→ Exercise:
Return all the data below as it stands, minus the pictures.

→ Records for processing:
(begin)

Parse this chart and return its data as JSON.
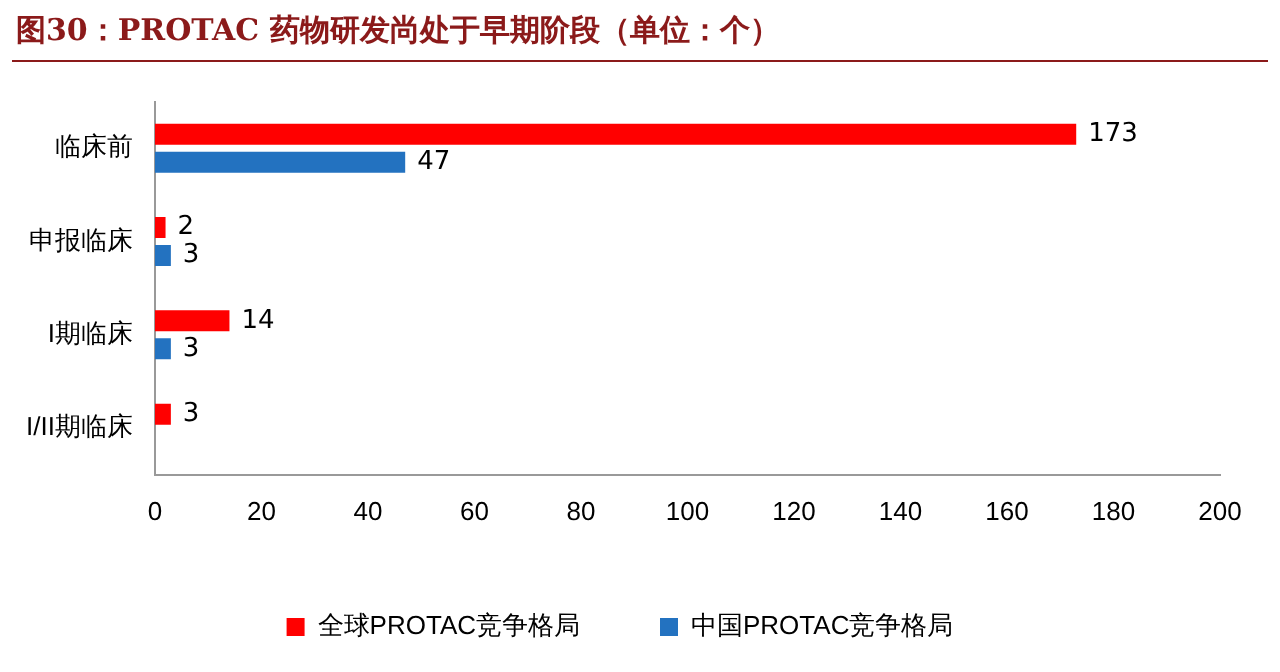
{
  "chart_data": {
    "type": "bar",
    "orientation": "horizontal",
    "title": "图30：PROTAC 药物研发尚处于早期阶段（单位：个）",
    "categories": [
      "临床前",
      "申报临床",
      "I期临床",
      "I/II期临床"
    ],
    "series": [
      {
        "name": "全球PROTAC竞争格局",
        "color": "#ff0000",
        "values": [
          173,
          2,
          14,
          3
        ]
      },
      {
        "name": "中国PROTAC竞争格局",
        "color": "#2372c0",
        "values": [
          47,
          3,
          3,
          null
        ]
      }
    ],
    "xlim": [
      0,
      200
    ],
    "xticks": [
      0,
      20,
      40,
      60,
      80,
      100,
      120,
      140,
      160,
      180,
      200
    ],
    "grid": false,
    "legend": "bottom",
    "data_labels": true
  }
}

(end)

→ Correct output:
Parse this chart and return its data as JSON.
{
  "chart_data": {
    "type": "bar",
    "orientation": "horizontal",
    "title": "图30：PROTAC 药物研发尚处于早期阶段（单位：个）",
    "categories": [
      "临床前",
      "申报临床",
      "I期临床",
      "I/II期临床"
    ],
    "series": [
      {
        "name": "全球PROTAC竞争格局",
        "color": "#ff0000",
        "values": [
          173,
          2,
          14,
          3
        ]
      },
      {
        "name": "中国PROTAC竞争格局",
        "color": "#2372c0",
        "values": [
          47,
          3,
          3,
          null
        ]
      }
    ],
    "xlim": [
      0,
      200
    ],
    "xticks": [
      0,
      20,
      40,
      60,
      80,
      100,
      120,
      140,
      160,
      180,
      200
    ],
    "grid": false,
    "legend": "bottom",
    "data_labels": true
  }
}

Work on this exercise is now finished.